Would you quote every entry exactly, dropping only the pictures?
☆ ☆ ☆
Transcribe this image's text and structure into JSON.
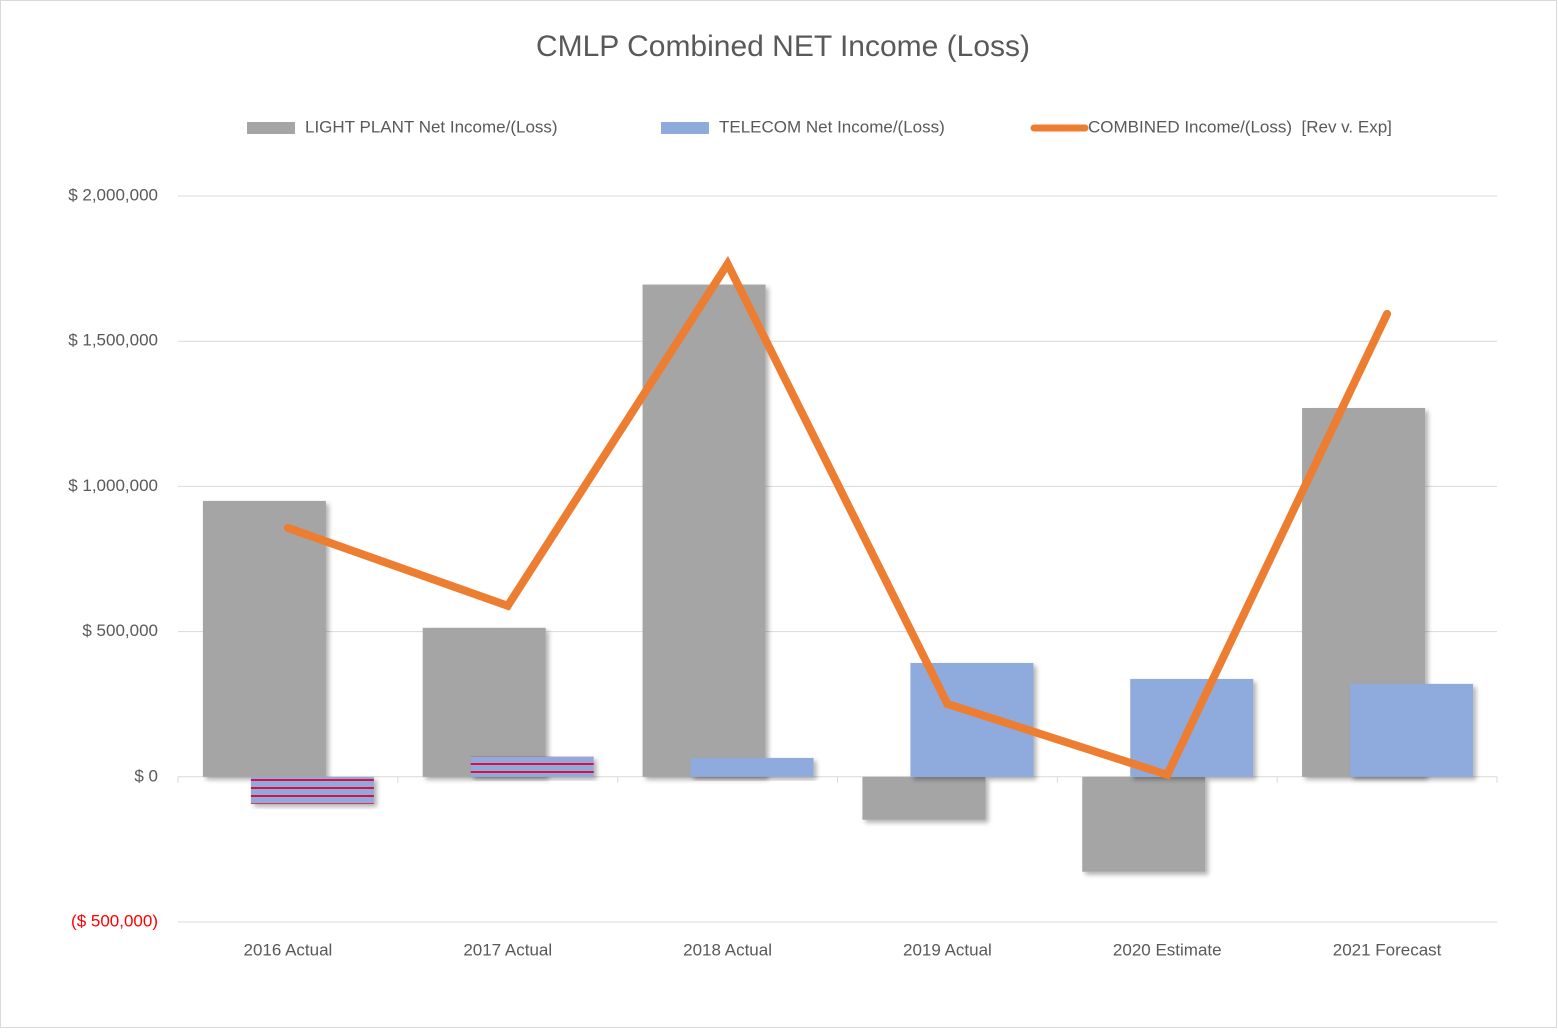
{
  "chart_data": {
    "type": "bar-line",
    "title": "CMLP Combined NET Income (Loss)",
    "categories": [
      "2016 Actual",
      "2017 Actual",
      "2018 Actual",
      "2019 Actual",
      "2020 Estimate",
      "2021 Forecast"
    ],
    "series": [
      {
        "name": "LIGHT PLANT Net Income/(Loss)",
        "type": "bar",
        "color": "#a5a5a5",
        "values": [
          950000,
          513000,
          1695000,
          -148000,
          -327000,
          1270000
        ]
      },
      {
        "name": "TELECOM Net Income/(Loss)",
        "type": "bar",
        "color": "#8faadc",
        "hatch_color": "#e0103c",
        "hatched": [
          true,
          true,
          false,
          false,
          false,
          false
        ],
        "values": [
          -93000,
          69000,
          65000,
          392000,
          337000,
          320000
        ]
      },
      {
        "name": "COMBINED Income/(Loss)  [Rev v. Exp]",
        "type": "line",
        "color": "#ed7d31",
        "values": [
          857000,
          589000,
          1766000,
          251000,
          7000,
          1594000
        ]
      }
    ],
    "ylim": [
      -500000,
      2000000
    ],
    "yticks": [
      {
        "value": -500000,
        "label": "($ 500,000)"
      },
      {
        "value": 0,
        "label": "$ 0"
      },
      {
        "value": 500000,
        "label": "$ 500,000"
      },
      {
        "value": 1000000,
        "label": "$ 1,000,000"
      },
      {
        "value": 1500000,
        "label": "$ 1,500,000"
      },
      {
        "value": 2000000,
        "label": "$ 2,000,000"
      }
    ],
    "negative_tick_color": "#ff0000",
    "grid": true,
    "legend": "top"
  }
}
☆ ☆ ☆
#### Reply to the task
Transcribe this image's text and structure into JSON.
{
  "chart_data": {
    "type": "bar-line",
    "title": "CMLP Combined NET Income (Loss)",
    "categories": [
      "2016 Actual",
      "2017 Actual",
      "2018 Actual",
      "2019 Actual",
      "2020 Estimate",
      "2021 Forecast"
    ],
    "series": [
      {
        "name": "LIGHT PLANT Net Income/(Loss)",
        "type": "bar",
        "color": "#a5a5a5",
        "values": [
          950000,
          513000,
          1695000,
          -148000,
          -327000,
          1270000
        ]
      },
      {
        "name": "TELECOM Net Income/(Loss)",
        "type": "bar",
        "color": "#8faadc",
        "hatch_color": "#e0103c",
        "hatched": [
          true,
          true,
          false,
          false,
          false,
          false
        ],
        "values": [
          -93000,
          69000,
          65000,
          392000,
          337000,
          320000
        ]
      },
      {
        "name": "COMBINED Income/(Loss)  [Rev v. Exp]",
        "type": "line",
        "color": "#ed7d31",
        "values": [
          857000,
          589000,
          1766000,
          251000,
          7000,
          1594000
        ]
      }
    ],
    "ylim": [
      -500000,
      2000000
    ],
    "yticks": [
      {
        "value": -500000,
        "label": "($ 500,000)"
      },
      {
        "value": 0,
        "label": "$ 0"
      },
      {
        "value": 500000,
        "label": "$ 500,000"
      },
      {
        "value": 1000000,
        "label": "$ 1,000,000"
      },
      {
        "value": 1500000,
        "label": "$ 1,500,000"
      },
      {
        "value": 2000000,
        "label": "$ 2,000,000"
      }
    ],
    "negative_tick_color": "#ff0000",
    "grid": true,
    "legend": "top"
  }
}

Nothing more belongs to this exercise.